**Задание 1**
Воспроизведите без изменений часть отрывка о планах Гитлера: от слов «Финны хотят Восточную» до слов «вышло – известно всем.» включительно.
**Задание 2**
Назовите все территории, которые в отрывке о планах Гитлера перечислены перед словами «входят в состав Германии».
**Задание 3**
Продолжите отрывок о планах Гитлера, начав сразу после его последнего предложения.

**Отрывок**
################

Никто не осмелился возражать, даже Геринг. Три месяца назад он обратил внимание фюрера на то, что долгая оккупация столь обширной страны, как Россия, явится непосильным бременем для Германии. Теперь он молча принимал этот безумный план экспансии и завоеваний. Итак, Прибалтика, Галиция, Крым с Северной Таврией, Баку, низовье Волги, Кольский полуостров — входят в состав Германии; вся остальная Россия, в том числе и Азиатская, разделена на вассальные государства, которые должны держаться в повиновении при помощи военной силы Германии. Далее — вся центральная Европа. Все побережье Северного моря с Данией, Голландией, Бельгией и Северной Францией. Затем колонии. К этому еще цепь баз и опорных пунктов, список которых найден в одном из документов Министерства Иностранных Дел: Трондхейм и Брест, которые должны были навсегда остаться германскими военными портами, Дакар, Канарские острова, Святая Елена, Коморские и Сейшельские острова, Св. Маврикии, Занзибар... Такая империя превосходила все самые безумные и эфемерные образования, какие знает история. Она далеко превышала силы Германии, даже победоносной, и не могла быть прочной в силу закона природы, который не допускает чудовищ. И окружение Гитлера, — среди которого были и люди интеллигентные, образованные и со здравым умом, — слушало, соглашалось и аплодировало."

Вновь без комментариев.

"Геринг, однако, хотел знать, какие территории обещаны союзникам Германии. Гитлер нахмурил брови. Ему не хотелось что-либо уступать. Ему казалось, что у него это крадут.

“Ничего определенного не обещано ни словакам, ни венграм, ни туркам."

Тем самым туркам, которые держали на границах Советского Союза 17 дивизий и тем самым сковывали 25 советских, не давая им участвовать в войне против Германии.

"Антонеску заявляет претензии на Бесарабию и Одессу. Наши отношения с Румынией хороши, но никто не может знать будущего и мы не должны преждевременно намечать границы.

Финны хотят Восточную Карелию, но они не получат Кольского полуострова, который мы оставляем себе. Они также требуют район Ленинграда: я снесу до основания Ленинград и отдам им территорию”." (XV. "Поражение немцев под Москвой")

Итак, уже из одного этого очевидно, что Гитлер и некоторые начальники из германского командования и государственной верхушки были в такой мере законченными расистами, что всецело полагались на свои силы: говоря чрезвычайно просторечным языком, "мы 'круче' всех, а вы (союзники) ` полный 'ништяк'". Что из этого вышло – известно всем.

В этом смысле Германию возглавляли глупцы, но не более того (еще вот какой интересный вопрос: если бы все территории одной только России заселять немцами и австрийцами, то ведь ни тех, ни других просто не хватило бы! Не привыкли немцы и австрийцы жить так рассеянно).

Если бы Япония правильно оценила свои силы, не погналась бы за сиюминутными целями вроде Тихого Океана, и возымела бы намерение поддержать союзника и взять у Советского Союза реванш, то война закончилась бы весьма скоро – дележом Советского Союза между победителями, либо, в крайнем случае, не таким сокрушительным поражением обеих стран.

################

**Имеющиеся данные**
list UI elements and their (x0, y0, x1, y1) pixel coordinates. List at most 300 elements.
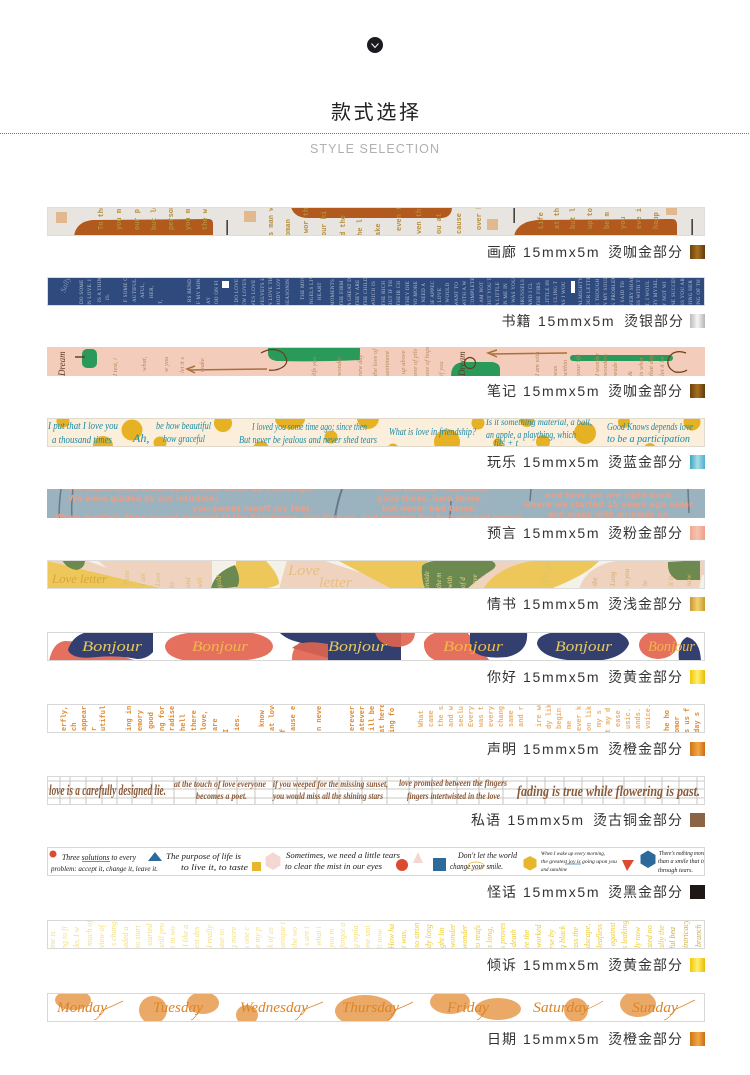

################

**Ответ 1**
Финны хотят Восточную Карелию, но они не получат Кольского полуострова, который мы оставляем себе. Они также требуют район Ленинграда: я снесу до основания Ленинград и отдам им территорию”." (XV. "Поражение немцев под Москвой")

Итак, уже из одного этого очевидно, что Гитлер и некоторые начальники из германского командования и государственной верхушки были в такой мере законченными расистами, что всецело полагались на свои силы: говоря чрезвычайно просторечным языком, "мы 'круче' всех, а вы (союзники) ` полный 'ништяк'". Что из этого вышло – известно всем.

**Ответ 2**
Прибалтика, Галиция, Крым с Северной Таврией, Баку, низовье Волги, Кольский полуостров.

**Ответ 3**
Цитируем Картье далее:

"Начало кампании развивалось легко. Боеспособность русских армий была слабой. Целые соединения сдавались в плен почти без сопротивления. Один из подчиненных Гудериана, генерал Шалль, докладывает, что пленные говорили с радостью: “Вы пришли освободить нас от большевиков” и они горько жаловались на политических комиссаров. Потери в машинах были незначительны, благодаря сухой погоде, а потери в людях — невелики, так как русские не хотели сражаться."

Тут бы немцам и радоваться! Объявить: "мы освобождаем вас от коммунистов, отныне вы свободные люди, воюйте с нами против них!" От слов к делу: смягчить свой режим повсюду на завоеванных территориях в Европе, одновременно не устанавливая такого же режима (т.е. того, что до недавнего времени был в Европе) в Советском Союзе – хотя бы потому, что "родной" советский режим был гораздо хуже всякого нацистского.

Вместо этого немецкие гауляйтеры и их подручные вели себя ничуть не лучше тех самых коммунистов, от которых и советские солдаты, и население просили их освободить, и после ухода которых население встречало немцев хлебом-солью.

"15 июля, менее чем за месяц с начала войны, немцы достигли Ельни, в трехстах километрах от Москвы.

Гудериан потребовал бензин и запасные моторы, но получил лишь приказ остановиться.

“Это было, — говорит он, — большой неожиданностью. Перед нами был разбитый и дезорганизованный неприятель. Наступила сильная жара, но почва была хороша для танков и войска горели воодушевлением. Они рвались к Москве.

“Я видел Гитлера дважды, 3 и 25 апреля, но наш разговор касался только технических вопросов. Я встретил Гальдера в Рославле и мы говорили о ходе войны. Он объяснил мне причину нашей остановки. Командование армией хотело овладеть Москвой, — узлом коммуникации и политическим центром врага. Но фюрер хотел иметь сперва Киев и Украину. Целый месяц ушел на совещания о целях кампании”.

Неудивительно, что "фюрер хотел иметь сперва Киев и Украину". Кто же хотел бы получить удар в спину от советских армий, все еще базировавшихся там? К тому же на Украине было множество советских военных заводов, которые надо было захватить и использовать против врага. Или надо было позволить врагу прийти в себя, вооружиться за счет этих самых заводов и напасть с тыла?

Тут Гитлер был определенно прав, запретив Гудериану быстрое наступление и приказав сначала взять Украину.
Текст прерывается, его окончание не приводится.